▶ **DO THIS**:
Keep every line where the word "Ryder" appears; drop the rest.

Excerpt from a dataset:
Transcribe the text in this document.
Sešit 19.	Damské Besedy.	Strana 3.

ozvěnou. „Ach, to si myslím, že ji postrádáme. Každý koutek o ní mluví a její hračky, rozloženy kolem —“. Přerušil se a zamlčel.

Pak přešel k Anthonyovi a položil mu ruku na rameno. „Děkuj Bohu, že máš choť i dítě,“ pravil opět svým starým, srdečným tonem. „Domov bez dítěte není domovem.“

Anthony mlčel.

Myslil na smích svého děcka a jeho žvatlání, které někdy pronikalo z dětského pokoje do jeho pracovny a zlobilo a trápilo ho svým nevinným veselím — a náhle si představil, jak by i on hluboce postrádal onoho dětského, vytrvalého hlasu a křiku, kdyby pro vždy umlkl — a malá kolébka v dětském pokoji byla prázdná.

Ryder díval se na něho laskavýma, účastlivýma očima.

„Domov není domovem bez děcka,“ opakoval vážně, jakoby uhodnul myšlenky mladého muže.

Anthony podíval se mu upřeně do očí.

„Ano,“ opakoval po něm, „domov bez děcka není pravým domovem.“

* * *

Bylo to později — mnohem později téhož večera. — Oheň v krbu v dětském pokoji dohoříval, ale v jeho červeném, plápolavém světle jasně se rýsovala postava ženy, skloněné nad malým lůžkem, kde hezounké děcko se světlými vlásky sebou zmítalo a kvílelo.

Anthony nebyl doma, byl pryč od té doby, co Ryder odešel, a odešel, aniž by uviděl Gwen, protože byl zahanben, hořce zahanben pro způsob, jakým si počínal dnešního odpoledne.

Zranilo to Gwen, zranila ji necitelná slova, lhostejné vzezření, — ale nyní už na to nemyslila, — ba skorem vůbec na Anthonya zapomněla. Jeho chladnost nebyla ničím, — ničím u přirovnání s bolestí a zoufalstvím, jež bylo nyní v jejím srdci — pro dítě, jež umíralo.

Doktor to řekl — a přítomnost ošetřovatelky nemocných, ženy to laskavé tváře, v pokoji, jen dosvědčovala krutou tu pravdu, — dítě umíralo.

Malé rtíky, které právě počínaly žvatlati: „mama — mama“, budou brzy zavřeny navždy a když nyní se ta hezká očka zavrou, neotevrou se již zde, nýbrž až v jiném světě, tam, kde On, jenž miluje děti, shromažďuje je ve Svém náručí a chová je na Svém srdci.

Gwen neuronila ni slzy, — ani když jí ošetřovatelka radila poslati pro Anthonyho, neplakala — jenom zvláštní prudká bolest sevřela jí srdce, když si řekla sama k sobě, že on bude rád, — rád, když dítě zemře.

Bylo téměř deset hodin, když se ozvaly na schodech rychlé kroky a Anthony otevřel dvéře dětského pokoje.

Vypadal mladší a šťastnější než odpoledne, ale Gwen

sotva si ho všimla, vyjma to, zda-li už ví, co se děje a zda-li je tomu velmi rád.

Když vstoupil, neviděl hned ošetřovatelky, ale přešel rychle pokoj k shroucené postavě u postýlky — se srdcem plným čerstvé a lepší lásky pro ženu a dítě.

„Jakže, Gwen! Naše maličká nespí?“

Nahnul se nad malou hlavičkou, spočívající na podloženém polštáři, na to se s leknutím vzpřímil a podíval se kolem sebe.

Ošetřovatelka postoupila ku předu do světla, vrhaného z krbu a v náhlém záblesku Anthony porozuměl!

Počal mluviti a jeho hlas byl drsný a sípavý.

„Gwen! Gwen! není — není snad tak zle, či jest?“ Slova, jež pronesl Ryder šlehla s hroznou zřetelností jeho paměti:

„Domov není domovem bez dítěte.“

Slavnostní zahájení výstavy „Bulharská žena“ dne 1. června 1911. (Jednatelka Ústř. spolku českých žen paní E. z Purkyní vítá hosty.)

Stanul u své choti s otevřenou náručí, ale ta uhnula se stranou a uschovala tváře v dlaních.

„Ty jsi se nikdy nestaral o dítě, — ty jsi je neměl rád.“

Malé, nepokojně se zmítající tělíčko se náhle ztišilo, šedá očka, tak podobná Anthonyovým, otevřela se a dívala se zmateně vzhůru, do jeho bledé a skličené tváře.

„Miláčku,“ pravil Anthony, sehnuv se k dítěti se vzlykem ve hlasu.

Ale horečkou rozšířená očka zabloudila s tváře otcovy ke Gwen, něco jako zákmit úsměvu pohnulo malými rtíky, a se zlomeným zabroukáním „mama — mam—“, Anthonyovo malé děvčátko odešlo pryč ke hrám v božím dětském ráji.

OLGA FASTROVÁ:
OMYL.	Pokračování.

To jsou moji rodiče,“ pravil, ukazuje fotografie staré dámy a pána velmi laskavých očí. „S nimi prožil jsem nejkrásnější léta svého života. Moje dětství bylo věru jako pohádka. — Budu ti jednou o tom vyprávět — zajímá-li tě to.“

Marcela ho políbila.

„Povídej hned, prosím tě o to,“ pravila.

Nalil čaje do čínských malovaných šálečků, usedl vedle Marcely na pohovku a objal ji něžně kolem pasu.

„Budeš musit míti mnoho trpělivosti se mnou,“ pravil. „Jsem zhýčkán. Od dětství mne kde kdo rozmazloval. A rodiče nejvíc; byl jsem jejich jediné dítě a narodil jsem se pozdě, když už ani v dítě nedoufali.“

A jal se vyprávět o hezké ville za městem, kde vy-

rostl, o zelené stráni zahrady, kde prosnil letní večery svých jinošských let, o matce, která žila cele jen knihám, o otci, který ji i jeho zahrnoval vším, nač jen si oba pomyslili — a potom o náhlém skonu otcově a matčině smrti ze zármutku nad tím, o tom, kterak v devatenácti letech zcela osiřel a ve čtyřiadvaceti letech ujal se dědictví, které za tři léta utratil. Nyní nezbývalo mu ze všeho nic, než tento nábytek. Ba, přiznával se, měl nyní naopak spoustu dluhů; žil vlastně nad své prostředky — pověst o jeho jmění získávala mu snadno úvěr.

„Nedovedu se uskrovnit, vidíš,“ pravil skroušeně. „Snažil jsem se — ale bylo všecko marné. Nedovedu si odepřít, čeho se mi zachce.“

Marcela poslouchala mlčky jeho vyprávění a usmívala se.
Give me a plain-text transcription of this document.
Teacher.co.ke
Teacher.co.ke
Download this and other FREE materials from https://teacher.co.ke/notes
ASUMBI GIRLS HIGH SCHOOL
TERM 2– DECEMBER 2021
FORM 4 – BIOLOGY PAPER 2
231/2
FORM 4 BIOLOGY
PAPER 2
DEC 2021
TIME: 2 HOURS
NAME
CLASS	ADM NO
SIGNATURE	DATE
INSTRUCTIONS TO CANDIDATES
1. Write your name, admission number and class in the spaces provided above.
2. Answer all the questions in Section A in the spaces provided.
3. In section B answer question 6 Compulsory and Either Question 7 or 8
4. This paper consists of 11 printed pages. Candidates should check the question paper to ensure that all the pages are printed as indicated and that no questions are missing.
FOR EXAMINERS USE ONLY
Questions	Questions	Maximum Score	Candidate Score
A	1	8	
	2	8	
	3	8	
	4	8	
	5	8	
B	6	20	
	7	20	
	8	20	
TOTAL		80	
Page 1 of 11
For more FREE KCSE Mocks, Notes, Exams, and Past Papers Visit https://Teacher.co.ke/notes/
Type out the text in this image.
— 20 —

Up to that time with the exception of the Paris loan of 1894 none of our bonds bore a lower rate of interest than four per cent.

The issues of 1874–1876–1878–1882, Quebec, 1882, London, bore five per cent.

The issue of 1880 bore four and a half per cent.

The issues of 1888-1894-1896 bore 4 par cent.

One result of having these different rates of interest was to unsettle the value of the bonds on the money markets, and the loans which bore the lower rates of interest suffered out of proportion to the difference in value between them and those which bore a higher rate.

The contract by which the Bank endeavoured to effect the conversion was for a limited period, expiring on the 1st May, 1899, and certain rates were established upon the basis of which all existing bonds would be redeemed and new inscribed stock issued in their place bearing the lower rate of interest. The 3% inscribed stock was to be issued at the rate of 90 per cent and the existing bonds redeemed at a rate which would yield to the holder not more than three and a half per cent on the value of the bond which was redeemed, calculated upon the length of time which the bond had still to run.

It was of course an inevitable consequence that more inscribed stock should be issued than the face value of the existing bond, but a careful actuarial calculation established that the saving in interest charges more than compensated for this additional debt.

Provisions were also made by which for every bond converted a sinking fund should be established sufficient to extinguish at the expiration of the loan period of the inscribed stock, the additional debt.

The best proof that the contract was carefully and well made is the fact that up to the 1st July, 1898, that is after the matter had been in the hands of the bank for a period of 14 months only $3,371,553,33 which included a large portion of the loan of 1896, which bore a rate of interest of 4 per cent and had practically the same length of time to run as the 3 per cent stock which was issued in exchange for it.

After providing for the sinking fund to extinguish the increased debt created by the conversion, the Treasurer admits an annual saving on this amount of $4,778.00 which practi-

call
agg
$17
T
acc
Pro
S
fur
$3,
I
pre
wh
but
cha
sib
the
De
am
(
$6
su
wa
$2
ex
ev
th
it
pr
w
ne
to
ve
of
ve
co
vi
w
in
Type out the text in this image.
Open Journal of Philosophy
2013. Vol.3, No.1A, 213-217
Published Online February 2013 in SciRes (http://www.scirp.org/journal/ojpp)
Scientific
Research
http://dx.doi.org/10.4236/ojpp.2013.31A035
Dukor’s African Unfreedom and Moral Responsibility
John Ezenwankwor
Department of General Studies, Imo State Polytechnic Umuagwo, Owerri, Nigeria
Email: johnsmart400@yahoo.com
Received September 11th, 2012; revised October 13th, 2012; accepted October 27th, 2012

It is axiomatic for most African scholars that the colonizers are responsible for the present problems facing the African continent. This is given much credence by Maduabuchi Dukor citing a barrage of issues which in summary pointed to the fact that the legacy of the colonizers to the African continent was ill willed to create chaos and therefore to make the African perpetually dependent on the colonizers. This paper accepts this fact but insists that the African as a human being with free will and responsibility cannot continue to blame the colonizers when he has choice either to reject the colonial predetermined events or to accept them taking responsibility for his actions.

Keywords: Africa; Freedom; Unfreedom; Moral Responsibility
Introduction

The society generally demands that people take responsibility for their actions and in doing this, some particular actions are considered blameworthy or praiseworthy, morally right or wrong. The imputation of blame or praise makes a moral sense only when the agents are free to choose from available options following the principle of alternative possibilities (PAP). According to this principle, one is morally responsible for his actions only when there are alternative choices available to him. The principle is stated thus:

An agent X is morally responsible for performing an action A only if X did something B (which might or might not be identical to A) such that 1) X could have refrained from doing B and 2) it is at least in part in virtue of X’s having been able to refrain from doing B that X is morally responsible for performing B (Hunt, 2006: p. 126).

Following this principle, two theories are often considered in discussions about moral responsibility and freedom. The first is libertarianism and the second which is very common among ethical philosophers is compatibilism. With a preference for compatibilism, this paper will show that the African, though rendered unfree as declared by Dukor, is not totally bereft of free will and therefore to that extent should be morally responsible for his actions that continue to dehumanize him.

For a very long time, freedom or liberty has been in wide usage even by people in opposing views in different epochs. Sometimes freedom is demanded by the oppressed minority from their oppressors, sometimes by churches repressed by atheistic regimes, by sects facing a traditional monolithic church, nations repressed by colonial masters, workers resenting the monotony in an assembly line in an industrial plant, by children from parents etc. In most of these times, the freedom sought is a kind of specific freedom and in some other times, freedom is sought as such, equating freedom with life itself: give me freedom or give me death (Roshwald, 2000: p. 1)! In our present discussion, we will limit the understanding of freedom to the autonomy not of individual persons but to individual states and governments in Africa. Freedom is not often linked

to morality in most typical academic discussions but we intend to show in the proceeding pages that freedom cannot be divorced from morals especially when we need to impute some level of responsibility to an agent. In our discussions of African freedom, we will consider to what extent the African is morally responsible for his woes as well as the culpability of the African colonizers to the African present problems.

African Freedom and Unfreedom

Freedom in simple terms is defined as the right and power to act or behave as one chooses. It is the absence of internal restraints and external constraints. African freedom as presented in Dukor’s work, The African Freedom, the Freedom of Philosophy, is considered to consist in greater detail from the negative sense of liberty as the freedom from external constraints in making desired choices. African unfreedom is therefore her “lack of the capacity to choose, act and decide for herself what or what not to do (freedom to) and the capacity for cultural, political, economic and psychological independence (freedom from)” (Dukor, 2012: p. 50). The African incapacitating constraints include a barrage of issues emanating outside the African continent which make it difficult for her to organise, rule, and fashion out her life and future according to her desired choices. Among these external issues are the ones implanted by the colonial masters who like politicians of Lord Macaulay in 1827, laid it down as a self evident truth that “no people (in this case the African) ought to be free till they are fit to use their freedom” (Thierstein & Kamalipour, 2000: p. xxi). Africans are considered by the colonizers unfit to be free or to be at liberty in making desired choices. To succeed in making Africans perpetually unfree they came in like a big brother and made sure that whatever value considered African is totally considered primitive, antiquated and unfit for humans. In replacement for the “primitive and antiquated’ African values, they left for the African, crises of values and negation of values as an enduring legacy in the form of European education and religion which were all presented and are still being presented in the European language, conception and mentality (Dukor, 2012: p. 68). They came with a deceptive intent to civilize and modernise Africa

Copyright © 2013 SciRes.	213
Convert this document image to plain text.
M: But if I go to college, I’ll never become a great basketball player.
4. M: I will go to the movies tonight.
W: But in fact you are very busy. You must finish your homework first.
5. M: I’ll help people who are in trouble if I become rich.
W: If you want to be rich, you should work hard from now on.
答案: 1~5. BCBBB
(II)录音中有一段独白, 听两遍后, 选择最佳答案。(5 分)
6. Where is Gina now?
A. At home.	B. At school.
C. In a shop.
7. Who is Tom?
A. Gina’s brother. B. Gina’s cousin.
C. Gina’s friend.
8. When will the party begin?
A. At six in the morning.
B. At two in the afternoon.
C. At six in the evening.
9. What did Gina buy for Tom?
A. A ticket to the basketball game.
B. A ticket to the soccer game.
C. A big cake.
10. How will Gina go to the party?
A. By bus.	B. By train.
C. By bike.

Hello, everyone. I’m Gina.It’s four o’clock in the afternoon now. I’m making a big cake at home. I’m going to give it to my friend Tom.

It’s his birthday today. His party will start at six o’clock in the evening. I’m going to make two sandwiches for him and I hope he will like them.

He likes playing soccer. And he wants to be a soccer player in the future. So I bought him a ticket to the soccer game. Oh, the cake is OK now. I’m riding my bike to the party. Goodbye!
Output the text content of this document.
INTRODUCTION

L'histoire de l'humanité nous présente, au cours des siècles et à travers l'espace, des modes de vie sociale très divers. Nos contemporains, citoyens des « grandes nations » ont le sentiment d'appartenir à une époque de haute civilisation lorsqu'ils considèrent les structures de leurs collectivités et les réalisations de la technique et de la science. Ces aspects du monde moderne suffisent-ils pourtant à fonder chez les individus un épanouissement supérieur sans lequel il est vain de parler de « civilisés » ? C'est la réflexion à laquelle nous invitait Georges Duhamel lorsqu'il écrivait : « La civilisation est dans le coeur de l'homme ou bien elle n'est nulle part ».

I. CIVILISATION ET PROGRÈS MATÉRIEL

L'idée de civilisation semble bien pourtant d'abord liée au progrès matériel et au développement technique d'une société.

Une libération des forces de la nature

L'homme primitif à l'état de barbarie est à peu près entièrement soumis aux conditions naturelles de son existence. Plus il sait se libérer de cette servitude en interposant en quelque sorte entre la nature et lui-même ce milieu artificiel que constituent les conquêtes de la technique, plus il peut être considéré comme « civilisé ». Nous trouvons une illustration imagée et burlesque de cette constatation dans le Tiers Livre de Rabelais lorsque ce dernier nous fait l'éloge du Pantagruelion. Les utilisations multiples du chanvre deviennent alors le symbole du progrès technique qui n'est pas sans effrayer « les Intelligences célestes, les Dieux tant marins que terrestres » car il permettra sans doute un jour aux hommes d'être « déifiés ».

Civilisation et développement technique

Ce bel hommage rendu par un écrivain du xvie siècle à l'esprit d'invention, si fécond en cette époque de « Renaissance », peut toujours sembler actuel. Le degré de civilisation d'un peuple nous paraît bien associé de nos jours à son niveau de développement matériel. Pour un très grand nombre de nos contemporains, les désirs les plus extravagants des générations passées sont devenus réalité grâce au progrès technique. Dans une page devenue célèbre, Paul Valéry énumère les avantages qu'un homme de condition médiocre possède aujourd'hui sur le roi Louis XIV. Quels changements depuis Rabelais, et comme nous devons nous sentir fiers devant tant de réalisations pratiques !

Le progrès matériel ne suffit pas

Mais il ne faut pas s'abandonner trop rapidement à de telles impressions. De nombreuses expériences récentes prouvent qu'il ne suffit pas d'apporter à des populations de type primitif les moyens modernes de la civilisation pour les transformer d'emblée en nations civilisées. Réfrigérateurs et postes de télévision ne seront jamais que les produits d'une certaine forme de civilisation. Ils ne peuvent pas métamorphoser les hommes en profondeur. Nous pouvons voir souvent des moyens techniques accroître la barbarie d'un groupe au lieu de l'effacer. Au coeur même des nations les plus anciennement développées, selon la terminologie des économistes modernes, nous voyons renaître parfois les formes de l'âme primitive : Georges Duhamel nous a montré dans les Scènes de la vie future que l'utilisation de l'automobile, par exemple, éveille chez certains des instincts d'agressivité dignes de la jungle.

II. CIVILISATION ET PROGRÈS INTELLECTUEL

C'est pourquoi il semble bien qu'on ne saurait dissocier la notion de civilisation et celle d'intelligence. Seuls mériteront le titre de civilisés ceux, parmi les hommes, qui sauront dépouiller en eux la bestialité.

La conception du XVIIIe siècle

▶ **OUTPUT FOR THIS TASK**:
Ryder díval se na něho laskavýma, účastlivýma očima.
Anthony nebyl doma, byl pryč od té doby, co Ryder odešel, a odešel, aniž by uviděl Gwen, protože byl zahanben, hořce zahanben pro způsob, jakým si počínal dnešního odpoledne.
„Gwen! Gwen! není — není snad tak zle, či jest?“ Slova, jež pronesl Ryder šlehla s hroznou zřetelností jeho paměti:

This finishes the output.